### Task instructions:
Quote the records beneath, complete and exact. Leave out images.

### Data tied to figure images:
--- Begin ---
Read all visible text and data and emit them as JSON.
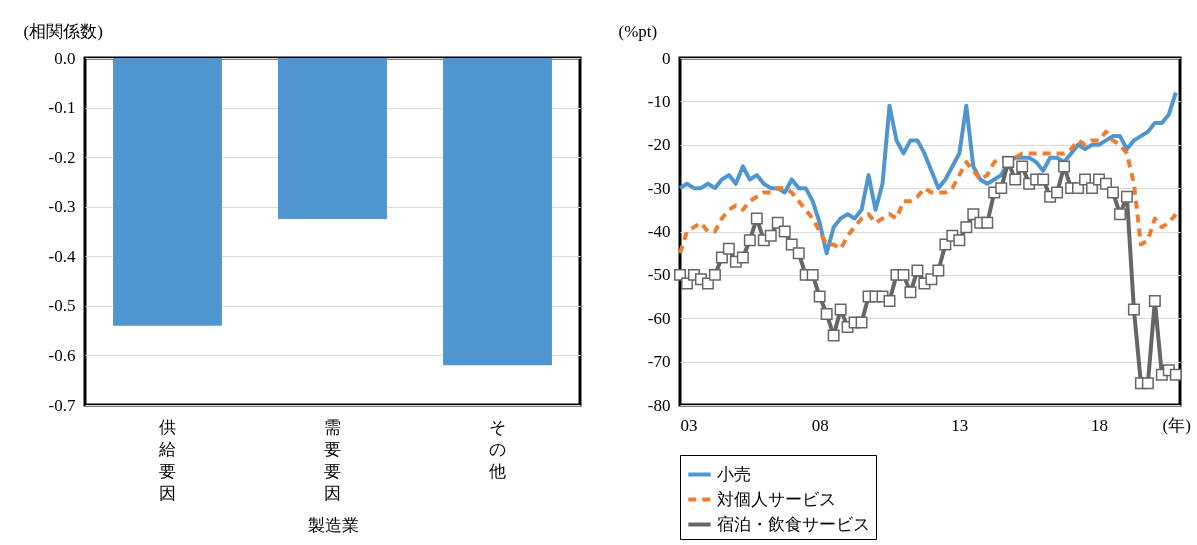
{
  "chart_data": [
    {
      "type": "bar",
      "ylabel": "(相関係数)",
      "xlabel": "製造業",
      "categories": [
        "供給要因",
        "需要要因",
        "その他"
      ],
      "values": [
        -0.54,
        -0.325,
        -0.62
      ],
      "color": "#4f96d1",
      "ylim": [
        -0.7,
        0
      ],
      "yticks": [
        {
          "value": 0,
          "label": "0.0"
        },
        {
          "value": -0.1,
          "label": "-0.1"
        },
        {
          "value": -0.2,
          "label": "-0.2"
        },
        {
          "value": -0.3,
          "label": "-0.3"
        },
        {
          "value": -0.4,
          "label": "-0.4"
        },
        {
          "value": -0.5,
          "label": "-0.5"
        },
        {
          "value": -0.6,
          "label": "-0.6"
        },
        {
          "value": -0.7,
          "label": "-0.7"
        }
      ],
      "grid": "y"
    },
    {
      "type": "line",
      "ylabel": "(%pt)",
      "xlabel": "(年)",
      "legend": "bottom",
      "grid": "y",
      "xlim": [
        2003,
        2020.9
      ],
      "xticks": [
        {
          "value": 2003,
          "label": "03"
        },
        {
          "value": 2008,
          "label": "08"
        },
        {
          "value": 2013,
          "label": "13"
        },
        {
          "value": 2018,
          "label": "18"
        }
      ],
      "ylim": [
        -80,
        0
      ],
      "yticks": [
        0,
        -10,
        -20,
        -30,
        -40,
        -50,
        -60,
        -70,
        -80
      ],
      "x": [
        2003,
        2003.25,
        2003.5,
        2003.75,
        2004,
        2004.25,
        2004.5,
        2004.75,
        2005,
        2005.25,
        2005.5,
        2005.75,
        2006,
        2006.25,
        2006.5,
        2006.75,
        2007,
        2007.25,
        2007.5,
        2007.75,
        2008,
        2008.25,
        2008.5,
        2008.75,
        2009,
        2009.25,
        2009.5,
        2009.75,
        2010,
        2010.25,
        2010.5,
        2010.75,
        2011,
        2011.25,
        2011.5,
        2011.75,
        2012,
        2012.25,
        2012.5,
        2012.75,
        2013,
        2013.25,
        2013.5,
        2013.75,
        2014,
        2014.25,
        2014.5,
        2014.75,
        2015,
        2015.25,
        2015.5,
        2015.75,
        2016,
        2016.25,
        2016.5,
        2016.75,
        2017,
        2017.25,
        2017.5,
        2017.75,
        2018,
        2018.25,
        2018.5,
        2018.75,
        2019,
        2019.25,
        2019.5,
        2019.75,
        2020,
        2020.25,
        2020.5,
        2020.75
      ],
      "series": [
        {
          "name": "小売",
          "color": "#4f96d1",
          "line_style": "solid",
          "marker": "none",
          "values": [
            -30,
            -29,
            -30,
            -30,
            -29,
            -30,
            -28,
            -27,
            -29,
            -25,
            -28,
            -27,
            -29,
            -30,
            -30,
            -31,
            -28,
            -30,
            -30,
            -33,
            -38,
            -45,
            -39,
            -37,
            -36,
            -37,
            -35,
            -27,
            -35,
            -29,
            -11,
            -19,
            -22,
            -19,
            -19,
            -22,
            -26,
            -30,
            -28,
            -25,
            -22,
            -11,
            -25,
            -28,
            -29,
            -28,
            -27,
            -24,
            -23,
            -23,
            -23,
            -24,
            -26,
            -23,
            -23,
            -24,
            -22,
            -20,
            -21,
            -20,
            -20,
            -19,
            -18,
            -18,
            -21,
            -19,
            -18,
            -17,
            -15,
            -15,
            -13,
            -8
          ]
        },
        {
          "name": "対個人サービス",
          "color": "#ed7d31",
          "line_style": "dashed",
          "marker": "none",
          "values": [
            -45,
            -40,
            -39,
            -38,
            -40,
            -40,
            -37,
            -35,
            -34,
            -35,
            -33,
            -32,
            -31,
            -31,
            -30,
            -30,
            -31,
            -33,
            -35,
            -37,
            -40,
            -43,
            -43,
            -44,
            -41,
            -39,
            -37,
            -36,
            -38,
            -37,
            -36,
            -37,
            -33,
            -33,
            -32,
            -30,
            -31,
            -31,
            -31,
            -30,
            -27,
            -24,
            -26,
            -28,
            -27,
            -24,
            -23,
            -23,
            -23,
            -22,
            -22,
            -22,
            -22,
            -22,
            -22,
            -22,
            -21,
            -19,
            -20,
            -19,
            -19,
            -17,
            -19,
            -20,
            -22,
            -29,
            -43,
            -42,
            -37,
            -39,
            -38,
            -36
          ]
        },
        {
          "name": "宿泊・飲食サービス",
          "color": "#666666",
          "line_style": "solid",
          "marker": "square",
          "values": [
            -50,
            -52,
            -50,
            -51,
            -52,
            -50,
            -46,
            -44,
            -47,
            -46,
            -42,
            -37,
            -42,
            -41,
            -38,
            -40,
            -43,
            -45,
            -50,
            -50,
            -55,
            -59,
            -64,
            -58,
            -62,
            -61,
            -61,
            -55,
            -55,
            -55,
            -56,
            -50,
            -50,
            -54,
            -49,
            -52,
            -51,
            -49,
            -43,
            -41,
            -42,
            -39,
            -36,
            -38,
            -38,
            -31,
            -30,
            -24,
            -28,
            -25,
            -29,
            -28,
            -28,
            -32,
            -31,
            -25,
            -30,
            -30,
            -28,
            -30,
            -28,
            -29,
            -31,
            -36,
            -32,
            -58,
            -75,
            -75,
            -56,
            -73,
            -72,
            -73
          ]
        }
      ]
    }
  ]
}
--- End ---
### Solution to the problem:
Read all visible text and data and emit them as JSON.
{
  "chart_data": [
    {
      "type": "bar",
      "ylabel": "(相関係数)",
      "xlabel": "製造業",
      "categories": [
        "供給要因",
        "需要要因",
        "その他"
      ],
      "values": [
        -0.54,
        -0.325,
        -0.62
      ],
      "color": "#4f96d1",
      "ylim": [
        -0.7,
        0
      ],
      "yticks": [
        {
          "value": 0,
          "label": "0.0"
        },
        {
          "value": -0.1,
          "label": "-0.1"
        },
        {
          "value": -0.2,
          "label": "-0.2"
        },
        {
          "value": -0.3,
          "label": "-0.3"
        },
        {
          "value": -0.4,
          "label": "-0.4"
        },
        {
          "value": -0.5,
          "label": "-0.5"
        },
        {
          "value": -0.6,
          "label": "-0.6"
        },
        {
          "value": -0.7,
          "label": "-0.7"
        }
      ],
      "grid": "y"
    },
    {
      "type": "line",
      "ylabel": "(%pt)",
      "xlabel": "(年)",
      "legend": "bottom",
      "grid": "y",
      "xlim": [
        2003,
        2020.9
      ],
      "xticks": [
        {
          "value": 2003,
          "label": "03"
        },
        {
          "value": 2008,
          "label": "08"
        },
        {
          "value": 2013,
          "label": "13"
        },
        {
          "value": 2018,
          "label": "18"
        }
      ],
      "ylim": [
        -80,
        0
      ],
      "yticks": [
        0,
        -10,
        -20,
        -30,
        -40,
        -50,
        -60,
        -70,
        -80
      ],
      "x": [
        2003,
        2003.25,
        2003.5,
        2003.75,
        2004,
        2004.25,
        2004.5,
        2004.75,
        2005,
        2005.25,
        2005.5,
        2005.75,
        2006,
        2006.25,
        2006.5,
        2006.75,
        2007,
        2007.25,
        2007.5,
        2007.75,
        2008,
        2008.25,
        2008.5,
        2008.75,
        2009,
        2009.25,
        2009.5,
        2009.75,
        2010,
        2010.25,
        2010.5,
        2010.75,
        2011,
        2011.25,
        2011.5,
        2011.75,
        2012,
        2012.25,
        2012.5,
        2012.75,
        2013,
        2013.25,
        2013.5,
        2013.75,
        2014,
        2014.25,
        2014.5,
        2014.75,
        2015,
        2015.25,
        2015.5,
        2015.75,
        2016,
        2016.25,
        2016.5,
        2016.75,
        2017,
        2017.25,
        2017.5,
        2017.75,
        2018,
        2018.25,
        2018.5,
        2018.75,
        2019,
        2019.25,
        2019.5,
        2019.75,
        2020,
        2020.25,
        2020.5,
        2020.75
      ],
      "series": [
        {
          "name": "小売",
          "color": "#4f96d1",
          "line_style": "solid",
          "marker": "none",
          "values": [
            -30,
            -29,
            -30,
            -30,
            -29,
            -30,
            -28,
            -27,
            -29,
            -25,
            -28,
            -27,
            -29,
            -30,
            -30,
            -31,
            -28,
            -30,
            -30,
            -33,
            -38,
            -45,
            -39,
            -37,
            -36,
            -37,
            -35,
            -27,
            -35,
            -29,
            -11,
            -19,
            -22,
            -19,
            -19,
            -22,
            -26,
            -30,
            -28,
            -25,
            -22,
            -11,
            -25,
            -28,
            -29,
            -28,
            -27,
            -24,
            -23,
            -23,
            -23,
            -24,
            -26,
            -23,
            -23,
            -24,
            -22,
            -20,
            -21,
            -20,
            -20,
            -19,
            -18,
            -18,
            -21,
            -19,
            -18,
            -17,
            -15,
            -15,
            -13,
            -8
          ]
        },
        {
          "name": "対個人サービス",
          "color": "#ed7d31",
          "line_style": "dashed",
          "marker": "none",
          "values": [
            -45,
            -40,
            -39,
            -38,
            -40,
            -40,
            -37,
            -35,
            -34,
            -35,
            -33,
            -32,
            -31,
            -31,
            -30,
            -30,
            -31,
            -33,
            -35,
            -37,
            -40,
            -43,
            -43,
            -44,
            -41,
            -39,
            -37,
            -36,
            -38,
            -37,
            -36,
            -37,
            -33,
            -33,
            -32,
            -30,
            -31,
            -31,
            -31,
            -30,
            -27,
            -24,
            -26,
            -28,
            -27,
            -24,
            -23,
            -23,
            -23,
            -22,
            -22,
            -22,
            -22,
            -22,
            -22,
            -22,
            -21,
            -19,
            -20,
            -19,
            -19,
            -17,
            -19,
            -20,
            -22,
            -29,
            -43,
            -42,
            -37,
            -39,
            -38,
            -36
          ]
        },
        {
          "name": "宿泊・飲食サービス",
          "color": "#666666",
          "line_style": "solid",
          "marker": "square",
          "values": [
            -50,
            -52,
            -50,
            -51,
            -52,
            -50,
            -46,
            -44,
            -47,
            -46,
            -42,
            -37,
            -42,
            -41,
            -38,
            -40,
            -43,
            -45,
            -50,
            -50,
            -55,
            -59,
            -64,
            -58,
            -62,
            -61,
            -61,
            -55,
            -55,
            -55,
            -56,
            -50,
            -50,
            -54,
            -49,
            -52,
            -51,
            -49,
            -43,
            -41,
            -42,
            -39,
            -36,
            -38,
            -38,
            -31,
            -30,
            -24,
            -28,
            -25,
            -29,
            -28,
            -28,
            -32,
            -31,
            -25,
            -30,
            -30,
            -28,
            -30,
            -28,
            -29,
            -31,
            -36,
            -32,
            -58,
            -75,
            -75,
            -56,
            -73,
            -72,
            -73
          ]
        }
      ]
    }
  ]
}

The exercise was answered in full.